[Data listing]
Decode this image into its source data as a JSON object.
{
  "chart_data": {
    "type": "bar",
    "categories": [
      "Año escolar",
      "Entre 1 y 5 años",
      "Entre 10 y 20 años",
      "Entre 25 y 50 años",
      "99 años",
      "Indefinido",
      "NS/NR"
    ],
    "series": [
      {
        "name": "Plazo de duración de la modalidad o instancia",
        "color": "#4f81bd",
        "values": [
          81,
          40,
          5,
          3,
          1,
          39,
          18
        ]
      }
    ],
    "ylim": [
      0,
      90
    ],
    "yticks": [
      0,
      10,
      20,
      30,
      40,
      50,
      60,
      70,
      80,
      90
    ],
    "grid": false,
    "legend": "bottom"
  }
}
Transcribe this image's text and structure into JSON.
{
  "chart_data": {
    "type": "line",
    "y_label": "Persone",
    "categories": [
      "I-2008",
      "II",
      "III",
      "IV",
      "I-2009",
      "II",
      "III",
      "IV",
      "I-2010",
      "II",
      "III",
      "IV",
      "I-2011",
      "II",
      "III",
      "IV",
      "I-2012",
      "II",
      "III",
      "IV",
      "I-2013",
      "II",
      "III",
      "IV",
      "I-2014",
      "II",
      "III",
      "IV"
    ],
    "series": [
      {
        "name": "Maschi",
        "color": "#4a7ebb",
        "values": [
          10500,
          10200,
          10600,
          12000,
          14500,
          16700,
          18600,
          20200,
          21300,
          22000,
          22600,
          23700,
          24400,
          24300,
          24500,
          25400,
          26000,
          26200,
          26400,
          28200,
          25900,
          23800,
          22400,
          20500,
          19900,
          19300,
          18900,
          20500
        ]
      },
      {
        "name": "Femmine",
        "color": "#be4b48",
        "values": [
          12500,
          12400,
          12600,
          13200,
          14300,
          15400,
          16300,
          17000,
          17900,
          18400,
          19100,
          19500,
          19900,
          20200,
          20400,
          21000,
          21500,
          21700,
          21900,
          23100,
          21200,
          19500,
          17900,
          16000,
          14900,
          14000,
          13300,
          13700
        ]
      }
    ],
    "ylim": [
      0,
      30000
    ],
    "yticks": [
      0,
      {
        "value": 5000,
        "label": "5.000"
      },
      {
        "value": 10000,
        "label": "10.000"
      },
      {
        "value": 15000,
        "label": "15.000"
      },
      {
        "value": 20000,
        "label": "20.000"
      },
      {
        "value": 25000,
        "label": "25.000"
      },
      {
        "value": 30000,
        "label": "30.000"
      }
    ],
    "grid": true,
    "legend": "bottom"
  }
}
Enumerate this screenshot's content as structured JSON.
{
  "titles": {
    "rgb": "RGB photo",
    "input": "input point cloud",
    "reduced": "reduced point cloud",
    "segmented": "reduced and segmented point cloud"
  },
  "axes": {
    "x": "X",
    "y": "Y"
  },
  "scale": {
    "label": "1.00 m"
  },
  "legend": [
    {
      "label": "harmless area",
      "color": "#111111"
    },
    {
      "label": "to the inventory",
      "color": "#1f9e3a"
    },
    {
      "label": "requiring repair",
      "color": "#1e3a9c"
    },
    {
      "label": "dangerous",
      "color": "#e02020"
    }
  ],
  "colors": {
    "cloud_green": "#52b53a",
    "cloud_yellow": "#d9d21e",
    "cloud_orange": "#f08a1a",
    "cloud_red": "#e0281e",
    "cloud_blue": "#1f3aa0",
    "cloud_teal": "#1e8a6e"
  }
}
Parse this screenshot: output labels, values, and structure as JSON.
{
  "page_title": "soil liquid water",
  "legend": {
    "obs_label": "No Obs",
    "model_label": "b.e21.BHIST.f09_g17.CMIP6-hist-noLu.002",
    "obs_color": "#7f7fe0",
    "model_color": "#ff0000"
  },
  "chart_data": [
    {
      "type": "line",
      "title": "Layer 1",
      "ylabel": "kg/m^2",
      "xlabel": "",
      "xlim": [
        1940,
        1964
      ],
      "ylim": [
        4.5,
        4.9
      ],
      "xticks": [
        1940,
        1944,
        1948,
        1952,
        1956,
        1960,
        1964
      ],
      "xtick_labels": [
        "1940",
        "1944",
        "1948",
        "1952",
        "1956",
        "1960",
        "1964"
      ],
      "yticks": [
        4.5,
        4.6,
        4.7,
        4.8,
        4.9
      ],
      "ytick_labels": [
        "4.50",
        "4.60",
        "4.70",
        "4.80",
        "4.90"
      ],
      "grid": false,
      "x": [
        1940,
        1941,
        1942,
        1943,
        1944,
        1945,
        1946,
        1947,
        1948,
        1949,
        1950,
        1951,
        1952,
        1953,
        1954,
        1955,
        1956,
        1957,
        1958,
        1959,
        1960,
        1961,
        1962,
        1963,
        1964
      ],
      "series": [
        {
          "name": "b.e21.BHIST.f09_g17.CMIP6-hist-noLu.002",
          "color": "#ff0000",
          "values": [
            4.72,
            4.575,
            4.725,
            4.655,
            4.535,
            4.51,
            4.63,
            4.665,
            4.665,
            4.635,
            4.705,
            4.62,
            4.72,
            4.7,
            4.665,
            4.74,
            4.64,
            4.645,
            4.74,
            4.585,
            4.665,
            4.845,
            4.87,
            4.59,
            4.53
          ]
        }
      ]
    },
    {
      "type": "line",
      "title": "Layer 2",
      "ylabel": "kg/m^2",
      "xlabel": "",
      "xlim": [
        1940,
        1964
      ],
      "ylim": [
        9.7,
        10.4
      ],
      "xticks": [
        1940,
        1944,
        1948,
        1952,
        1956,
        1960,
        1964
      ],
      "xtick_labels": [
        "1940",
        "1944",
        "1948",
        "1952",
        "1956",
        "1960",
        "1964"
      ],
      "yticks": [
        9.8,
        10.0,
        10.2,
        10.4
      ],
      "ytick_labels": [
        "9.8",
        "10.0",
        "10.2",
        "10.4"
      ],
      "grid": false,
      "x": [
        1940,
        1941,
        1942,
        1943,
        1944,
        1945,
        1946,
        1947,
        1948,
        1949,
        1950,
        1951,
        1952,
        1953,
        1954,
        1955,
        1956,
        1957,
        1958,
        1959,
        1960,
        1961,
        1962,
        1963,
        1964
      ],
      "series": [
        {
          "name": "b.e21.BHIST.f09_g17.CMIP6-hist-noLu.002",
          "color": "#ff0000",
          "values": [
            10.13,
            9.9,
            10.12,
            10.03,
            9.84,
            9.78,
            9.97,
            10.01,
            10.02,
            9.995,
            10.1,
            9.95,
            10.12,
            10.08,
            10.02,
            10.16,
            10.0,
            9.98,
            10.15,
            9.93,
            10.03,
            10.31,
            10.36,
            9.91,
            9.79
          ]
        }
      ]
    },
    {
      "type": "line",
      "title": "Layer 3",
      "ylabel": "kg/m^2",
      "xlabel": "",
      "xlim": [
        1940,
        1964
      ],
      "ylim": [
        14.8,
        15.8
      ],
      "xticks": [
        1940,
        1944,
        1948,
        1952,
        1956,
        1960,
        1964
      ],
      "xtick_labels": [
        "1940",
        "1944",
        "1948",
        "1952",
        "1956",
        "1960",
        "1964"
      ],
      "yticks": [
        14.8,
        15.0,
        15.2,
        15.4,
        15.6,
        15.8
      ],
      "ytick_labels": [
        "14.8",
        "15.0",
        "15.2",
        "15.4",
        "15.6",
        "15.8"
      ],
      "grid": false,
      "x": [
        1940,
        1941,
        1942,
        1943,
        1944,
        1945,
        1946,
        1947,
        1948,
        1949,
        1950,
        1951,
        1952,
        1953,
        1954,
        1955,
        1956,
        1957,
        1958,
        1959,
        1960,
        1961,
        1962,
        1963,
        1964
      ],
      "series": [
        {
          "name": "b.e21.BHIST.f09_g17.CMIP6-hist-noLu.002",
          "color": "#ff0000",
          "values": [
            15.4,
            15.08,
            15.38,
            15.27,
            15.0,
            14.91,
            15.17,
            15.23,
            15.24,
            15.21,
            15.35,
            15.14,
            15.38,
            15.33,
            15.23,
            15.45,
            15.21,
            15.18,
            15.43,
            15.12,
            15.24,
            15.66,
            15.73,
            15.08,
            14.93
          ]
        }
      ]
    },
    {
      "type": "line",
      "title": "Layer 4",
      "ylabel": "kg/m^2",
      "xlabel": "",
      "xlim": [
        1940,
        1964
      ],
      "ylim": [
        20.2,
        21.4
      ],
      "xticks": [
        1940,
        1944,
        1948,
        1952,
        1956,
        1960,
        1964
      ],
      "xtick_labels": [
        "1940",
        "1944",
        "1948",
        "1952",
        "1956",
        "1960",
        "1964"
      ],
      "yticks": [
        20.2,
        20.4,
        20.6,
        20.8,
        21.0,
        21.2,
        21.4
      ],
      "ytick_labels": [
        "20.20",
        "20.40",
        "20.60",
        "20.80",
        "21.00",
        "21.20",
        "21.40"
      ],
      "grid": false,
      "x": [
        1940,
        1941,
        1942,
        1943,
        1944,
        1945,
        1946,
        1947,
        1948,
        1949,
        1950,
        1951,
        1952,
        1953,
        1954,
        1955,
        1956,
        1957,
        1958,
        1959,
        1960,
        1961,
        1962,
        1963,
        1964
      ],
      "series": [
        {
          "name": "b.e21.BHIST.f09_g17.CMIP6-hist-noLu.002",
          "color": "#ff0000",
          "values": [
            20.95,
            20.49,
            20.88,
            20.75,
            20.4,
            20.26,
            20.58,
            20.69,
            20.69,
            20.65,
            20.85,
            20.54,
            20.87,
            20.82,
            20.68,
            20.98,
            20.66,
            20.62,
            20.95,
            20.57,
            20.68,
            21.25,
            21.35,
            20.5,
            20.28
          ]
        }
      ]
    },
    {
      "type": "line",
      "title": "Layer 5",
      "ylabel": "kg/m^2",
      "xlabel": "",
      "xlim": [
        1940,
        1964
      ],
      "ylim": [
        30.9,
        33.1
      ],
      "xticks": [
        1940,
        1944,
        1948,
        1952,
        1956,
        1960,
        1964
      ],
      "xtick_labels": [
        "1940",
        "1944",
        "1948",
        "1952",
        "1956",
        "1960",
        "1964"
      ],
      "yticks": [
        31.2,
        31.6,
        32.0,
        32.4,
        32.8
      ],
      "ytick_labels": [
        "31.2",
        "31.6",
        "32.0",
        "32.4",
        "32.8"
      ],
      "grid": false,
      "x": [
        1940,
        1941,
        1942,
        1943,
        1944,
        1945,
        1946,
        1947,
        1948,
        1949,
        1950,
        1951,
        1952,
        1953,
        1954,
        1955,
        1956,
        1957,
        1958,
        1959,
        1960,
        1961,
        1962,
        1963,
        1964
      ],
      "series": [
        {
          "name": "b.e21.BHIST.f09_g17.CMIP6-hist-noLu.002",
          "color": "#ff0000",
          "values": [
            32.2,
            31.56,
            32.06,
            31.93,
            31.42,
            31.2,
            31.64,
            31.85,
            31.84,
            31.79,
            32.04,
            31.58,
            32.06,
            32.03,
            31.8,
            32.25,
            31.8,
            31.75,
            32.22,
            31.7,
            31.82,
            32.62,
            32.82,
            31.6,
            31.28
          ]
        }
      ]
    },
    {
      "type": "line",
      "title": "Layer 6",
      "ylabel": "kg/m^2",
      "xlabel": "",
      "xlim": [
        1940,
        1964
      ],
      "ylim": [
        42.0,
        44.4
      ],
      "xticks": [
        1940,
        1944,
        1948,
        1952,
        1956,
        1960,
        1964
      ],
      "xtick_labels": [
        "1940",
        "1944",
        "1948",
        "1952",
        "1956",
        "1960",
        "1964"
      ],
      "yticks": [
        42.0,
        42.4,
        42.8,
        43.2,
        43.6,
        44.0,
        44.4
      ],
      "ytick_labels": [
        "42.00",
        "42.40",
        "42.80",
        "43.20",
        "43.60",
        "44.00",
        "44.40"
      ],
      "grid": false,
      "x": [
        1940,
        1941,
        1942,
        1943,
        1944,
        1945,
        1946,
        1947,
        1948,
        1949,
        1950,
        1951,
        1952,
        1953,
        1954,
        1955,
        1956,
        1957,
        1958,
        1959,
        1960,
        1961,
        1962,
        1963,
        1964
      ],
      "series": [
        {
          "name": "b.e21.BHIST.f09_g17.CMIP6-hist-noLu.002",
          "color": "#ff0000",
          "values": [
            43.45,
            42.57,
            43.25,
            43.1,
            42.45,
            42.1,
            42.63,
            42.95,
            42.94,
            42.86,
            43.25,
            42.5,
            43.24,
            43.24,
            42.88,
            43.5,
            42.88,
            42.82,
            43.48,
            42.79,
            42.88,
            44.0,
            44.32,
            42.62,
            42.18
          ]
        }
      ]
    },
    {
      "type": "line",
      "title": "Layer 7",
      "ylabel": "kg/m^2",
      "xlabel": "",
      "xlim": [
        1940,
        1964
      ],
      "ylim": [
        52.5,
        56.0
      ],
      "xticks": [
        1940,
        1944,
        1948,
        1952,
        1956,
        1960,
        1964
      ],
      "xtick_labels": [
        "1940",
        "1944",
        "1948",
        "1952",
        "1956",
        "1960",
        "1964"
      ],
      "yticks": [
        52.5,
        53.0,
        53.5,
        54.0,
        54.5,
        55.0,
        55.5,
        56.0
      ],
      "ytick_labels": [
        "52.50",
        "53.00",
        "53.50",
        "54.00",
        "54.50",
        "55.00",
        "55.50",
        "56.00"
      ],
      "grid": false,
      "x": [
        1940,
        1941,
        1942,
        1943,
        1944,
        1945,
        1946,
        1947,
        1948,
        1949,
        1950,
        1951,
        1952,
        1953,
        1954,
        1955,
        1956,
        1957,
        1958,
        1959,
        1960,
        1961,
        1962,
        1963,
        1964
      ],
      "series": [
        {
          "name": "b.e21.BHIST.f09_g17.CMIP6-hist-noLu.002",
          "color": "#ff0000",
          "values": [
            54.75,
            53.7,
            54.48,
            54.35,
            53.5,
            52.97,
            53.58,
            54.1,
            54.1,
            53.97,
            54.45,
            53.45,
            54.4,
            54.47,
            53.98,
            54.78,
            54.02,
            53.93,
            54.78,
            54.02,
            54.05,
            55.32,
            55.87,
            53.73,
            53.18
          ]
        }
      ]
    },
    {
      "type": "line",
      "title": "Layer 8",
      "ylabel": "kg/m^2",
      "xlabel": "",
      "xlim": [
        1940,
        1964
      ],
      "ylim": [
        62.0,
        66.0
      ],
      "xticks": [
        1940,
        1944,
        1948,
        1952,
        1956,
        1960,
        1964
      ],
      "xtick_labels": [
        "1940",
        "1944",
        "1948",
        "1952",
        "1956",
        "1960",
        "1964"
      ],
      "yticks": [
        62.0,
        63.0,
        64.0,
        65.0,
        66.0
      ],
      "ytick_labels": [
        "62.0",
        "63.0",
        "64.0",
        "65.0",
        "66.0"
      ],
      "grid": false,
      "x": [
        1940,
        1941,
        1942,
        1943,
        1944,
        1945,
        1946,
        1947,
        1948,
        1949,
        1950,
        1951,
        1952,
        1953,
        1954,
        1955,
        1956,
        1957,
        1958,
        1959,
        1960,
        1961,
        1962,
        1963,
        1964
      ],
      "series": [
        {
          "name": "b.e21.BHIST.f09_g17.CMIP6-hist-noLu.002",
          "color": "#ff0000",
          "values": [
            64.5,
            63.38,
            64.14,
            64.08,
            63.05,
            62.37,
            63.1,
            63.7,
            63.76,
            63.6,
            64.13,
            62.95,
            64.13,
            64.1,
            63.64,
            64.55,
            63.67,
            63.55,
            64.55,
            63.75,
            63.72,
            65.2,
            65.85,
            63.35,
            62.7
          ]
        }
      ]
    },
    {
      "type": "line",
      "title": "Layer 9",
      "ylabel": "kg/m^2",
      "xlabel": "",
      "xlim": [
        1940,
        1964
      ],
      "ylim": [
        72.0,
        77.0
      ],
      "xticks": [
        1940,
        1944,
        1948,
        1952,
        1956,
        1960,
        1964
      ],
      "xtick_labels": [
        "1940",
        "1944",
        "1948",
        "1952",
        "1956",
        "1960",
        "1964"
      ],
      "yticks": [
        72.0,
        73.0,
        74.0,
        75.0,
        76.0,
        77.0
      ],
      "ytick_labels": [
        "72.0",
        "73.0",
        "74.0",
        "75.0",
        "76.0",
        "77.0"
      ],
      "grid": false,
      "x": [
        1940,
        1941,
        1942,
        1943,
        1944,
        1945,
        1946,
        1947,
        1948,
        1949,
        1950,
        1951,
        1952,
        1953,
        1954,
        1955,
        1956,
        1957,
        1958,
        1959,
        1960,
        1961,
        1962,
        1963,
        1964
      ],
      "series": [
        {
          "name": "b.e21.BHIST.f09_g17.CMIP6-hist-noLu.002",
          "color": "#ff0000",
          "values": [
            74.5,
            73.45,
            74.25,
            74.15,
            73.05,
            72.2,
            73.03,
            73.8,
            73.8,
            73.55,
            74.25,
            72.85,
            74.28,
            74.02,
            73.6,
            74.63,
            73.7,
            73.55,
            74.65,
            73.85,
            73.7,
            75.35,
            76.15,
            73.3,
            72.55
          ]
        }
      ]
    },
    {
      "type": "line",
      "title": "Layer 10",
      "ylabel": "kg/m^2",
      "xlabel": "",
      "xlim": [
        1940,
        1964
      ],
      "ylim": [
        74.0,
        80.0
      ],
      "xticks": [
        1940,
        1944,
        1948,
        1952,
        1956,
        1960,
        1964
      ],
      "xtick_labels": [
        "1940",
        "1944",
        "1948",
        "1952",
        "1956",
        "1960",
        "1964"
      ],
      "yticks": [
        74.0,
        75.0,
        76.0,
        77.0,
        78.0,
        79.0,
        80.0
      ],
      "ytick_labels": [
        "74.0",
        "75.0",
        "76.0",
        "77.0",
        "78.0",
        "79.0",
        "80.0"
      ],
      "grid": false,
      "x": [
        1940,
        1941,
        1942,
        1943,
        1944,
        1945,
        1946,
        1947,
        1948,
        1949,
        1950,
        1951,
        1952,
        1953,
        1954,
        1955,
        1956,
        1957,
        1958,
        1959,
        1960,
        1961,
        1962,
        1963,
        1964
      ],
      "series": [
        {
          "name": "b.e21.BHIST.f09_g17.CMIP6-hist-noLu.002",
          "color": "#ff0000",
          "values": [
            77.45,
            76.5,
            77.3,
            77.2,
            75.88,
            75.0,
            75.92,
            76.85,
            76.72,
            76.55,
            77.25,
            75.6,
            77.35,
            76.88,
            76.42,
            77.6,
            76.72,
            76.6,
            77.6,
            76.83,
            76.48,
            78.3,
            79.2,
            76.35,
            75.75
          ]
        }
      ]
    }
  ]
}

TASK PROMPT
Pick each line holding the word "JSON" out of the listing.

FINAL RESULT
Decode this image into its source data as a JSON object.
Transcribe this image's text and structure into JSON.
Enumerate this screenshot's content as structured JSON.
Parse this screenshot: output labels, values, and structure as JSON.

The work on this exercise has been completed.